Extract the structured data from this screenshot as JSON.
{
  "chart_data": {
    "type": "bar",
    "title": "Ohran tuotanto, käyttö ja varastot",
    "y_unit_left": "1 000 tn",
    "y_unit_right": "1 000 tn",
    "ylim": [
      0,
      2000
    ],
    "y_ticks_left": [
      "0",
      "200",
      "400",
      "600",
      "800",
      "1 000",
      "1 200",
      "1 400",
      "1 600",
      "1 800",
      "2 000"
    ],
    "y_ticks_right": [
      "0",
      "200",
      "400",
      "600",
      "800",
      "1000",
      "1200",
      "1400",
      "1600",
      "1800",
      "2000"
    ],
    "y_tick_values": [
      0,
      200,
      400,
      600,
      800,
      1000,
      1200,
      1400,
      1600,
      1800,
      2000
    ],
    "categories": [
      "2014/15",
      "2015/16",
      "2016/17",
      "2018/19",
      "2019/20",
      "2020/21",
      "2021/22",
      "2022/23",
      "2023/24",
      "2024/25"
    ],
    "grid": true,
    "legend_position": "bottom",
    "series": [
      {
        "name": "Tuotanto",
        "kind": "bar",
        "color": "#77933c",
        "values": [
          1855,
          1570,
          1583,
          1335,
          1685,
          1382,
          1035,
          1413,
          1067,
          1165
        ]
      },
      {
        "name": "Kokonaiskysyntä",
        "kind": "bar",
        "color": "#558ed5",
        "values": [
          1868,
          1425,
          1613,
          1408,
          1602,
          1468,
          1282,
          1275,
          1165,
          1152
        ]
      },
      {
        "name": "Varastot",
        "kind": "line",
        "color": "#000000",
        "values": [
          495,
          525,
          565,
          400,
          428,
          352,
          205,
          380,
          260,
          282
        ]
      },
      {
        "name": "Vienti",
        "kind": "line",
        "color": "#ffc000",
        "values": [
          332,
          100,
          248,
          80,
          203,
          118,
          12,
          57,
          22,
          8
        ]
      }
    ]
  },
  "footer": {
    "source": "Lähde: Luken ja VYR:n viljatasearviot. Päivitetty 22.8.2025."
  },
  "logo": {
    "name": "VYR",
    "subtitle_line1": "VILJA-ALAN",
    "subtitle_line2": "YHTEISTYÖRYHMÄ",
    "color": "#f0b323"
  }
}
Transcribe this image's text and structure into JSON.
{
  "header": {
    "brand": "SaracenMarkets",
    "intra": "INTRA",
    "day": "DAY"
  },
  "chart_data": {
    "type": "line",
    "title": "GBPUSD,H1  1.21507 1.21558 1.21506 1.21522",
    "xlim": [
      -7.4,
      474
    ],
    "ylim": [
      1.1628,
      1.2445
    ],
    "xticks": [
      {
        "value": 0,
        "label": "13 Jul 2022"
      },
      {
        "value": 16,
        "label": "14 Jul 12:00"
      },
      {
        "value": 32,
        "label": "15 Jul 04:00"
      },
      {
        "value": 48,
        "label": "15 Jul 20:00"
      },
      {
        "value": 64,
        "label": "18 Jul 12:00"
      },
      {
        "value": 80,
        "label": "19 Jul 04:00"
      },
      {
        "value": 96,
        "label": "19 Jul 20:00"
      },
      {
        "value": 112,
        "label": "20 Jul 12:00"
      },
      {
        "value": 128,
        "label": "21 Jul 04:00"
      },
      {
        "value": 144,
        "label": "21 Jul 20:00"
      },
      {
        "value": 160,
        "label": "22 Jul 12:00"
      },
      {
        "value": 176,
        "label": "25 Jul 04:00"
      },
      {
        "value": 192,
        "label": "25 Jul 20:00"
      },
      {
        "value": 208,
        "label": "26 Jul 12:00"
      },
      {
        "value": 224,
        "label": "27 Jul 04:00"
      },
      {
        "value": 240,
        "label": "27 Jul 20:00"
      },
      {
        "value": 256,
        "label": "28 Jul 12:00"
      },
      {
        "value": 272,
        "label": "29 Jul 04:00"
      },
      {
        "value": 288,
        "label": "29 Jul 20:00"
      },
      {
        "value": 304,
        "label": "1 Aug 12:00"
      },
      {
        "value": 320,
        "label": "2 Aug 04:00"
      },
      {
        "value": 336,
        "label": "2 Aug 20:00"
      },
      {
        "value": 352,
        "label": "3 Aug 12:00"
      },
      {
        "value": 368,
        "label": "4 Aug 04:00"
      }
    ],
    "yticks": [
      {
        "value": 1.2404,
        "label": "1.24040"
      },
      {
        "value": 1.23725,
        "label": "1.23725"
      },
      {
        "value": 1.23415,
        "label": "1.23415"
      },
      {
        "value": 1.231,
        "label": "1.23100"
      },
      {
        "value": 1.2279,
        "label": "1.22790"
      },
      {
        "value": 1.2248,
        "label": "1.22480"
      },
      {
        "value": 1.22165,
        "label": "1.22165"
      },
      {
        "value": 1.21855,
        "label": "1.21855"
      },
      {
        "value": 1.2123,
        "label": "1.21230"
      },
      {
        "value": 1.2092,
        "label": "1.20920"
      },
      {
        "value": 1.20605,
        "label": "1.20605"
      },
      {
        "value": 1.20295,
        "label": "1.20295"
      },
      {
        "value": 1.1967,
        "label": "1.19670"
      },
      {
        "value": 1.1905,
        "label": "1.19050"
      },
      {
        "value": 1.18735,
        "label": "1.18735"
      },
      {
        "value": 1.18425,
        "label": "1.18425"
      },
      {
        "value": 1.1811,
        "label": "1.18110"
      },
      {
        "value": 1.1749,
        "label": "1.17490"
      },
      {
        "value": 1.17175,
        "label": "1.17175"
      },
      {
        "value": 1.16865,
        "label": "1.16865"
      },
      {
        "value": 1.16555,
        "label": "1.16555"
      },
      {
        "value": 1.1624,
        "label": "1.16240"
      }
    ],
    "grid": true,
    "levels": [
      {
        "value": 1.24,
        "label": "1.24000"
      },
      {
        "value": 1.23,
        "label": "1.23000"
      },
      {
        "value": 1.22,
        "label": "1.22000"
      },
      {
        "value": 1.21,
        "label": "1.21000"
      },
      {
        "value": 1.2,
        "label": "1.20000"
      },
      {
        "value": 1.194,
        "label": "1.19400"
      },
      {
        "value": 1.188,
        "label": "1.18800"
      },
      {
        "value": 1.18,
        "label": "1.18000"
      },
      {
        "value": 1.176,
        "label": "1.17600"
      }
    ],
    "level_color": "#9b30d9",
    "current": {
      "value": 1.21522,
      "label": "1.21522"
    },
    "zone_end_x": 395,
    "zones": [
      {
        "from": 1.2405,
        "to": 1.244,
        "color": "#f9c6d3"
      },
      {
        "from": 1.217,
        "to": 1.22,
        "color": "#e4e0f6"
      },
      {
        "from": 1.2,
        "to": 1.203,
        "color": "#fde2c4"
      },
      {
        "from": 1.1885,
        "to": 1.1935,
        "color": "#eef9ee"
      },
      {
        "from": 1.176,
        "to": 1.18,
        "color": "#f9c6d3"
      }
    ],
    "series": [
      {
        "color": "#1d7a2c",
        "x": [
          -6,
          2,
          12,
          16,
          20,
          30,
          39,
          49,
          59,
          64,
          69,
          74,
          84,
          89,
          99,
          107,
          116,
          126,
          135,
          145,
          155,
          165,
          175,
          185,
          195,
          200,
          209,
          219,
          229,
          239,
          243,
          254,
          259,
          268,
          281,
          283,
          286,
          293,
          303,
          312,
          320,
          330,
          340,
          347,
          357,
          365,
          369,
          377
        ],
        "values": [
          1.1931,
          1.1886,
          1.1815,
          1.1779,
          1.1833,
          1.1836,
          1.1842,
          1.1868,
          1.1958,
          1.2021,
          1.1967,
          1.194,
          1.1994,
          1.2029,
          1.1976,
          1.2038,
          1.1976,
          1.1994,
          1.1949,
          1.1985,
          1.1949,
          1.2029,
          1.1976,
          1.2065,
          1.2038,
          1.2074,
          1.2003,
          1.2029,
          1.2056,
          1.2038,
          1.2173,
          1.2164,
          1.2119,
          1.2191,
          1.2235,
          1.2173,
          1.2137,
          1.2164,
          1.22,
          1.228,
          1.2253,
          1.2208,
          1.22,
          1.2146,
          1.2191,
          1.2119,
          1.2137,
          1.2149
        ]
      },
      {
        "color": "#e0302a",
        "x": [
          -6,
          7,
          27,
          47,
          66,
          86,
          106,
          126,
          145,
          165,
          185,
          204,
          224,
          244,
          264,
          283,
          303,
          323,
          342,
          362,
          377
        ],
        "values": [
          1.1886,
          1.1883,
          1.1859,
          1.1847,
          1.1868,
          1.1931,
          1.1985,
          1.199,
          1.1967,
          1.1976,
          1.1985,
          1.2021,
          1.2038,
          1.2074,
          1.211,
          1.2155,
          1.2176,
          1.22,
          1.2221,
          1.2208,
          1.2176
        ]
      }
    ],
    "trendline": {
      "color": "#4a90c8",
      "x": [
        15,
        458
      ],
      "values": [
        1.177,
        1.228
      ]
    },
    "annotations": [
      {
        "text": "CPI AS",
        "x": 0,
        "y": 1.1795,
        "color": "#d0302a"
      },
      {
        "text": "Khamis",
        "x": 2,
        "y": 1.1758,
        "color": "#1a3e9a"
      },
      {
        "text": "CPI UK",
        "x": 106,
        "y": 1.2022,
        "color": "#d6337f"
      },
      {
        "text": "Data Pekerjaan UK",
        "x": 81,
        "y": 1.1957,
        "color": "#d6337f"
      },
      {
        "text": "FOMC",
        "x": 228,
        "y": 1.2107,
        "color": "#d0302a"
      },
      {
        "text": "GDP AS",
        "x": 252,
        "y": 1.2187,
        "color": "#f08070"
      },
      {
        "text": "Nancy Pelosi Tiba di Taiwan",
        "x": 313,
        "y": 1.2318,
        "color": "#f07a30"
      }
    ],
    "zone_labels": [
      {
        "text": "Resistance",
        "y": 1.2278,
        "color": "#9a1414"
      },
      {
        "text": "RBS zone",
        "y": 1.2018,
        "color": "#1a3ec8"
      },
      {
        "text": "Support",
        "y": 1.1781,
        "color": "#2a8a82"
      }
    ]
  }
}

^^^^^^^^^^^^^^^^

### PROBLEM
Identify the lines in the entries that hold "JSON" and return each one.

### THE ANSWER
Extract the structured data from this screenshot as JSON.
Transcribe this image's text and structure into JSON.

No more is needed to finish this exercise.